Please transcribe the data below exactly. Leave the pictures out.

- **Entries**:
[BEGIN]

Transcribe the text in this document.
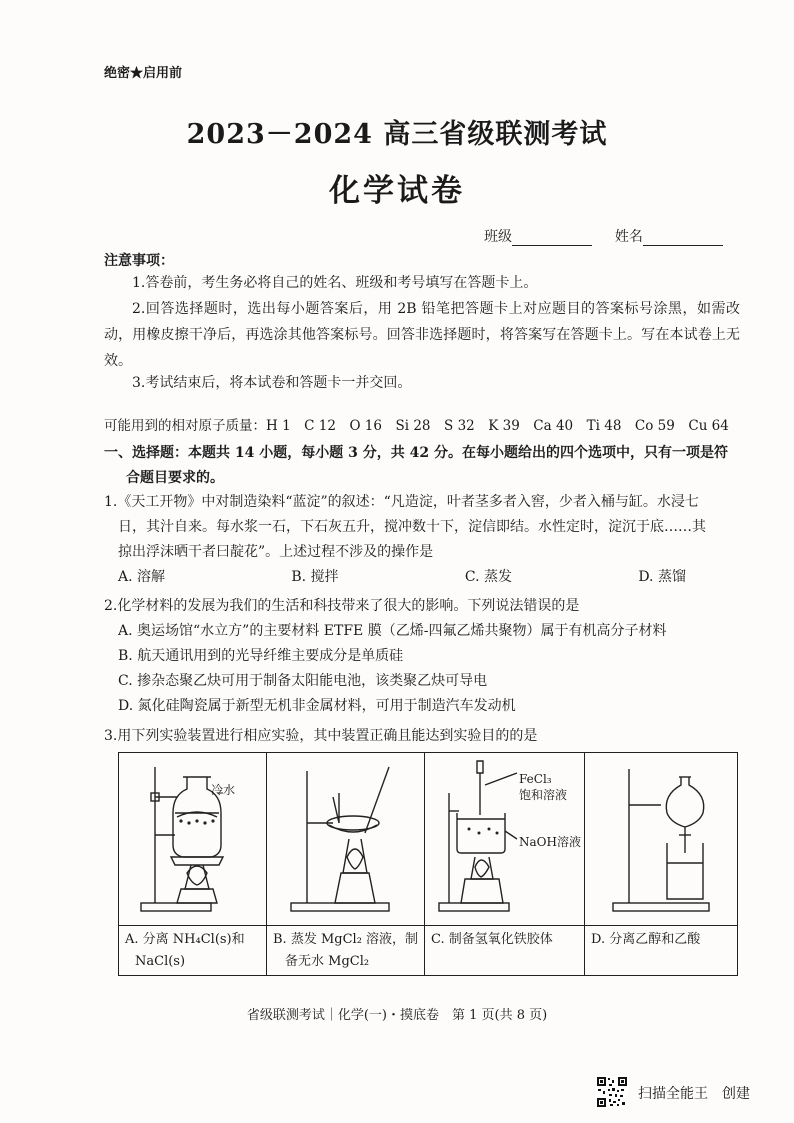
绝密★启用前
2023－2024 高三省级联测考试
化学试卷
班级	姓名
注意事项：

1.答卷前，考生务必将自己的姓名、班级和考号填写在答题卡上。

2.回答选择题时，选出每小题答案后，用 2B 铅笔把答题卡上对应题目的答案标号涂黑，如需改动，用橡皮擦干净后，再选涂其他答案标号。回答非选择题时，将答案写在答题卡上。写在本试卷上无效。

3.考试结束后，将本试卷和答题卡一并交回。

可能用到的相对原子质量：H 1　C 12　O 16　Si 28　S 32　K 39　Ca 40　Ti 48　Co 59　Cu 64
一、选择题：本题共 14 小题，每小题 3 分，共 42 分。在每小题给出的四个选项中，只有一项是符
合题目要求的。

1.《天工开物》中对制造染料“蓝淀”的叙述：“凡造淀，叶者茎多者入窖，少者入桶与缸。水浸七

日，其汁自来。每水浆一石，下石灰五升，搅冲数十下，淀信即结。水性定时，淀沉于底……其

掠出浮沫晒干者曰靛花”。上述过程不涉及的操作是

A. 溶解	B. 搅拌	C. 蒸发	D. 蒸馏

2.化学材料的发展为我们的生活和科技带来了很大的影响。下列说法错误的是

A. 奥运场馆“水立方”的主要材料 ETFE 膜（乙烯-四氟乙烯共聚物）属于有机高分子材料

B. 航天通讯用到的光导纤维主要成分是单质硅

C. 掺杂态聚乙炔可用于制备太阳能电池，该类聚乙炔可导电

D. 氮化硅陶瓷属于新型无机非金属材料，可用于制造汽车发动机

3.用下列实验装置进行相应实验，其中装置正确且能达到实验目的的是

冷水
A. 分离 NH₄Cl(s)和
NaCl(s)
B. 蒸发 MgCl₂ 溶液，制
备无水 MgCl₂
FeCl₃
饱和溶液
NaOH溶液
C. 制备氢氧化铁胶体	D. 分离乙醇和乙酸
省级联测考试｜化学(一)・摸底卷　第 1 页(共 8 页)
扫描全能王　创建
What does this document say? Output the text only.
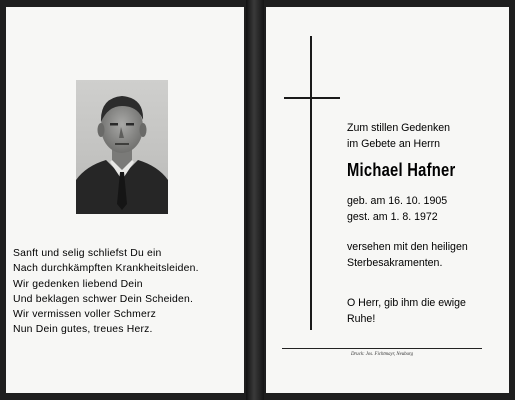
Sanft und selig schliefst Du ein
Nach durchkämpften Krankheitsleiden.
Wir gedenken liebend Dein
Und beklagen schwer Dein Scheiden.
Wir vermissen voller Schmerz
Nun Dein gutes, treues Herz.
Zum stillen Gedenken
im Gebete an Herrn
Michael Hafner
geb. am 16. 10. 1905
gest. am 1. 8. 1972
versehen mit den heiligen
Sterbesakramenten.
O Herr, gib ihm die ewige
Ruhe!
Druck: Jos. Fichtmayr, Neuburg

[END]

- **Response below**:
Transcribe the text in this document.
绝密★启用前
2023－2024 高三省级联测考试
化学试卷
班级	姓名
注意事项：

1.答卷前，考生务必将自己的姓名、班级和考号填写在答题卡上。

2.回答选择题时，选出每小题答案后，用 2B 铅笔把答题卡上对应题目的答案标号涂黑，如需改动，用橡皮擦干净后，再选涂其他答案标号。回答非选择题时，将答案写在答题卡上。写在本试卷上无效。

3.考试结束后，将本试卷和答题卡一并交回。

可能用到的相对原子质量：H 1　C 12　O 16　Si 28　S 32　K 39　Ca 40　Ti 48　Co 59　Cu 64
一、选择题：本题共 14 小题，每小题 3 分，共 42 分。在每小题给出的四个选项中，只有一项是符
合题目要求的。

1.《天工开物》中对制造染料“蓝淀”的叙述：“凡造淀，叶者茎多者入窖，少者入桶与缸。水浸七

日，其汁自来。每水浆一石，下石灰五升，搅冲数十下，淀信即结。水性定时，淀沉于底……其

掠出浮沫晒干者曰靛花”。上述过程不涉及的操作是

A. 溶解	B. 搅拌	C. 蒸发	D. 蒸馏

2.化学材料的发展为我们的生活和科技带来了很大的影响。下列说法错误的是

A. 奥运场馆“水立方”的主要材料 ETFE 膜（乙烯-四氟乙烯共聚物）属于有机高分子材料

B. 航天通讯用到的光导纤维主要成分是单质硅

C. 掺杂态聚乙炔可用于制备太阳能电池，该类聚乙炔可导电

D. 氮化硅陶瓷属于新型无机非金属材料，可用于制造汽车发动机

3.用下列实验装置进行相应实验，其中装置正确且能达到实验目的的是

冷水
A. 分离 NH₄Cl(s)和
NaCl(s)
B. 蒸发 MgCl₂ 溶液，制
备无水 MgCl₂
FeCl₃
饱和溶液
NaOH溶液
C. 制备氢氧化铁胶体	D. 分离乙醇和乙酸
省级联测考试｜化学(一)・摸底卷　第 1 页(共 8 页)
扫描全能王　创建
What does this document say? Output the text only.
Sanft und selig schliefst Du ein
Nach durchkämpften Krankheitsleiden.
Wir gedenken liebend Dein
Und beklagen schwer Dein Scheiden.
Wir vermissen voller Schmerz
Nun Dein gutes, treues Herz.
Zum stillen Gedenken
im Gebete an Herrn
Michael Hafner
geb. am 16. 10. 1905
gest. am 1. 8. 1972
versehen mit den heiligen
Sterbesakramenten.
O Herr, gib ihm die ewige
Ruhe!
Druck: Jos. Fichtmayr, Neuburg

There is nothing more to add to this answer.